YOUR GOAL
In the material from its first line through the line that contains "short-divider bbox=[378, 360, 422, 361]", change "Localize" to "Locate". Give back only those lines, with everything else unchanged.

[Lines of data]
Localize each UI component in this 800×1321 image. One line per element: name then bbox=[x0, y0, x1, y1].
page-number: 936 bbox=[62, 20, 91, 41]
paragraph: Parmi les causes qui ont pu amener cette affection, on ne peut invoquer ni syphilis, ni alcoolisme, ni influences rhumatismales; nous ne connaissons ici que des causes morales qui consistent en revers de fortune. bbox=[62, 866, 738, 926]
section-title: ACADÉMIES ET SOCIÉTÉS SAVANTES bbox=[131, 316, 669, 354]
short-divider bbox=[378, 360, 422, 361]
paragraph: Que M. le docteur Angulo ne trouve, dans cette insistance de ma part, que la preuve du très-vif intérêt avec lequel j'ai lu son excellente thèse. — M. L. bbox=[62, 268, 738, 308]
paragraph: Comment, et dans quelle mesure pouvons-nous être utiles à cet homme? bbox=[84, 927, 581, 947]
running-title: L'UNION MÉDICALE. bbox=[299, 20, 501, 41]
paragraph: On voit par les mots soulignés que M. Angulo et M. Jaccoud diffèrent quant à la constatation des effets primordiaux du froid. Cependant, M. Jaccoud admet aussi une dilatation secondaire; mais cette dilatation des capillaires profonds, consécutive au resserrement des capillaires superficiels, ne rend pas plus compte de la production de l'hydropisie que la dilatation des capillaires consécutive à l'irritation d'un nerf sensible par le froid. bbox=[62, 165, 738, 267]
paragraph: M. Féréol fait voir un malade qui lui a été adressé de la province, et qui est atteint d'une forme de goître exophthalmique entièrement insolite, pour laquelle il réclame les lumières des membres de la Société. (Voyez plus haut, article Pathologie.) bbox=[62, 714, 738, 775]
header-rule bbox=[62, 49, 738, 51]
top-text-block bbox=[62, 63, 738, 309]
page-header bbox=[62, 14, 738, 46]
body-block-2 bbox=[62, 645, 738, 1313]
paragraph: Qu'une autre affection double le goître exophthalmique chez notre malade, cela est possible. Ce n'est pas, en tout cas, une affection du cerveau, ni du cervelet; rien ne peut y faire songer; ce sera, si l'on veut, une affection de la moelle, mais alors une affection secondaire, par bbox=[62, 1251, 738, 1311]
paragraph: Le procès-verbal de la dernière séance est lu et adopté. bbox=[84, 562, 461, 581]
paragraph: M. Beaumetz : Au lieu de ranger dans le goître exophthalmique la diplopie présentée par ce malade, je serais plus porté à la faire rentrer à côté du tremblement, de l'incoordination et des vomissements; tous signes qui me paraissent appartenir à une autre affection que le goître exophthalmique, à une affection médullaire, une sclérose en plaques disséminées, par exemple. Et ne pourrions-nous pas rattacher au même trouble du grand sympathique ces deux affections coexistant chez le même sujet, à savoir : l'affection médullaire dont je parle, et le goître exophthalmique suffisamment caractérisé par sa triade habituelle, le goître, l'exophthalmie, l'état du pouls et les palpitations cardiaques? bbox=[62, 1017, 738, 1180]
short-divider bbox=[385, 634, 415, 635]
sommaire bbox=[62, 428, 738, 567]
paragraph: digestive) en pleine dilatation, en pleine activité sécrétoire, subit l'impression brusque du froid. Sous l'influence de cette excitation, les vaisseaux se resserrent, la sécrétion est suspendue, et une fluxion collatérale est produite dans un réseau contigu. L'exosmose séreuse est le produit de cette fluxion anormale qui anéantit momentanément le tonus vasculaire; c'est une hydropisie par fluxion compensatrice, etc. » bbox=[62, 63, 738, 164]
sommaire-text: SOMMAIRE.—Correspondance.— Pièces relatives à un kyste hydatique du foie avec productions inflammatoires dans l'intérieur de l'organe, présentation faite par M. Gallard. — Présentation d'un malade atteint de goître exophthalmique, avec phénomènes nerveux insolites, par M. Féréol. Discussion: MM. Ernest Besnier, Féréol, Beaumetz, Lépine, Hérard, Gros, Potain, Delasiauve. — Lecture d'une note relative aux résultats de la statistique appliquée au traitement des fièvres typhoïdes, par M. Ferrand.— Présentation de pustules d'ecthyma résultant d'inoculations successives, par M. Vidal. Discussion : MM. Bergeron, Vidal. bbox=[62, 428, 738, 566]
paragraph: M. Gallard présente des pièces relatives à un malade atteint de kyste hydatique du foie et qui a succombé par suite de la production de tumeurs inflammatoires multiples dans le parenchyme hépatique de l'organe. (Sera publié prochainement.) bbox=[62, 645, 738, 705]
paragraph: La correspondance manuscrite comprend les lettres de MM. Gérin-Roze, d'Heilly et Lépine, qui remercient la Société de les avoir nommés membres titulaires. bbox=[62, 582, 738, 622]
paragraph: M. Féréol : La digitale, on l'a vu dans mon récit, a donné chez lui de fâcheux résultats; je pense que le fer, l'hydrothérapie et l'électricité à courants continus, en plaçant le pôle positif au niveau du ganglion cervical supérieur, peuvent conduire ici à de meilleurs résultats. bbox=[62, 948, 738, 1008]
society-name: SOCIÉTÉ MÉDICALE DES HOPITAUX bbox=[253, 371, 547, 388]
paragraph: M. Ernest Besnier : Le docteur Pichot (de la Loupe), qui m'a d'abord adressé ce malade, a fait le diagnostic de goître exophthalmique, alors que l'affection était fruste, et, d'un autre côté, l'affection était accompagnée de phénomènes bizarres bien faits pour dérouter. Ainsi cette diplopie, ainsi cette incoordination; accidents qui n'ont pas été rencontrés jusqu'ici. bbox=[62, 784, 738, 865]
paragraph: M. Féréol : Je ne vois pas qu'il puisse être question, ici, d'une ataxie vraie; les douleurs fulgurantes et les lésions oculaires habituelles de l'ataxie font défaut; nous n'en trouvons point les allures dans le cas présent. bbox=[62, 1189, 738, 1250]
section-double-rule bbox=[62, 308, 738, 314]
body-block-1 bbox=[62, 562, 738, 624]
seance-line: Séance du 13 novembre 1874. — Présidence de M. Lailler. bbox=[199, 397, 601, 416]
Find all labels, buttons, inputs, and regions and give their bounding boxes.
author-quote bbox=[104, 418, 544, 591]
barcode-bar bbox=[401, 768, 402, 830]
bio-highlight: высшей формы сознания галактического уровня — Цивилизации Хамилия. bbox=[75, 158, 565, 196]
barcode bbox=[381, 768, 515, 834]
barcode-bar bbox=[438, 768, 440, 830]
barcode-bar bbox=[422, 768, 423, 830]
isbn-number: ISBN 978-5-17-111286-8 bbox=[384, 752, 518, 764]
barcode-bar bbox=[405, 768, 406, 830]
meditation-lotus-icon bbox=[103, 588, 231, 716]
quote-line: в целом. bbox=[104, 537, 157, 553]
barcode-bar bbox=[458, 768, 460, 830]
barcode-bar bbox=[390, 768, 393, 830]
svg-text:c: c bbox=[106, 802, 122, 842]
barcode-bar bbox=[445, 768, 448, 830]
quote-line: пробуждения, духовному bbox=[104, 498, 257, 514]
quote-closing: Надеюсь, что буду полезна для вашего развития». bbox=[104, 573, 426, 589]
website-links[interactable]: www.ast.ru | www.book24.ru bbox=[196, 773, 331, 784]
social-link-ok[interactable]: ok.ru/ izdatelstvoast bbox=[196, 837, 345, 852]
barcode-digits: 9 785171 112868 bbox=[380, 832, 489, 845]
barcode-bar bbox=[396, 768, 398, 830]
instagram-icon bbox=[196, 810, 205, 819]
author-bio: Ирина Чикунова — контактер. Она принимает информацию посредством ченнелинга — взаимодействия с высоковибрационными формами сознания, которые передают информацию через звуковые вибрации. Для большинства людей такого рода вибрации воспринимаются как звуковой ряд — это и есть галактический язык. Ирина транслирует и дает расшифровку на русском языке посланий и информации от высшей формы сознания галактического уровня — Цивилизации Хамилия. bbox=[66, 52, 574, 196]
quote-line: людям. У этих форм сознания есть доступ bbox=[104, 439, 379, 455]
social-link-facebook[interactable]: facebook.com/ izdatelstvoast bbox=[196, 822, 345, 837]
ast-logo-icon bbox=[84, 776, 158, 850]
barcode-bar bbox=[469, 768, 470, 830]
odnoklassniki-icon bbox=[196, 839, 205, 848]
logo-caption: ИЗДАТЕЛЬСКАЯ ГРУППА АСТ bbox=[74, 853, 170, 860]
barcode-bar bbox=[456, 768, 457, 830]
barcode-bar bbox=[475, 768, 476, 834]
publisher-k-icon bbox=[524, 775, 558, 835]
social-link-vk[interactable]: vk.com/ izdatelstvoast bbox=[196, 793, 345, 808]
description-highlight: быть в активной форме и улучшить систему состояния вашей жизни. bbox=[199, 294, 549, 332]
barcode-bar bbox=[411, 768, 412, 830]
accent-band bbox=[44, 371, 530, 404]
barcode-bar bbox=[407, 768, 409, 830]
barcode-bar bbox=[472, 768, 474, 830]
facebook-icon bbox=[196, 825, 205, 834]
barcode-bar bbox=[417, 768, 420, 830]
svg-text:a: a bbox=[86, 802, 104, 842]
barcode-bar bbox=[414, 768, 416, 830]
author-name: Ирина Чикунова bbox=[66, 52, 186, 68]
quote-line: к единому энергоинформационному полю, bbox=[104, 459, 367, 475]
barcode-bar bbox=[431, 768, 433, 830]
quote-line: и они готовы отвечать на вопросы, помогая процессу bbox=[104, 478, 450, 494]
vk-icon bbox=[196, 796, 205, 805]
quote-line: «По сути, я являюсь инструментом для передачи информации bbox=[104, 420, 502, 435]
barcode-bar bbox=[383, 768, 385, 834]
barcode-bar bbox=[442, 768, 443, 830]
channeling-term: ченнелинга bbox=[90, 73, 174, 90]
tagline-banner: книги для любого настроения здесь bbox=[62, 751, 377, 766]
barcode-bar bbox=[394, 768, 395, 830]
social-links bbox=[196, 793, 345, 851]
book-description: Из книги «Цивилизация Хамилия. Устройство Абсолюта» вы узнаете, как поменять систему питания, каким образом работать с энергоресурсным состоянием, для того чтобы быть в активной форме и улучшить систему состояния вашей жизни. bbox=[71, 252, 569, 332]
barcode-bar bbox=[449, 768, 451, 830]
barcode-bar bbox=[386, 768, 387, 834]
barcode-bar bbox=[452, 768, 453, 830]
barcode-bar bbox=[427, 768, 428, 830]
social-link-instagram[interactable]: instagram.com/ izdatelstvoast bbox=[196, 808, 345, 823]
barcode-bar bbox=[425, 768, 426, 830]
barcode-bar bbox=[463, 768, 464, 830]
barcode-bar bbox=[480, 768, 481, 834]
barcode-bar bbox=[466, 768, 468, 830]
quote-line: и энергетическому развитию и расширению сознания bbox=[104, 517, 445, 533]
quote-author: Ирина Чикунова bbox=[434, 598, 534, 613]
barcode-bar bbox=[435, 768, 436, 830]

TASK RESULT
Locate each UI component in this 800×1321 image. One line per element: name then bbox=[x0, y0, x1, y1].
page-number: 936 bbox=[62, 20, 91, 41]
paragraph: Parmi les causes qui ont pu amener cette affection, on ne peut invoquer ni syphilis, ni alcoolisme, ni influences rhumatismales; nous ne connaissons ici que des causes morales qui consistent en revers de fortune. bbox=[62, 866, 738, 926]
section-title: ACADÉMIES ET SOCIÉTÉS SAVANTES bbox=[131, 316, 669, 354]
short-divider bbox=[378, 360, 422, 361]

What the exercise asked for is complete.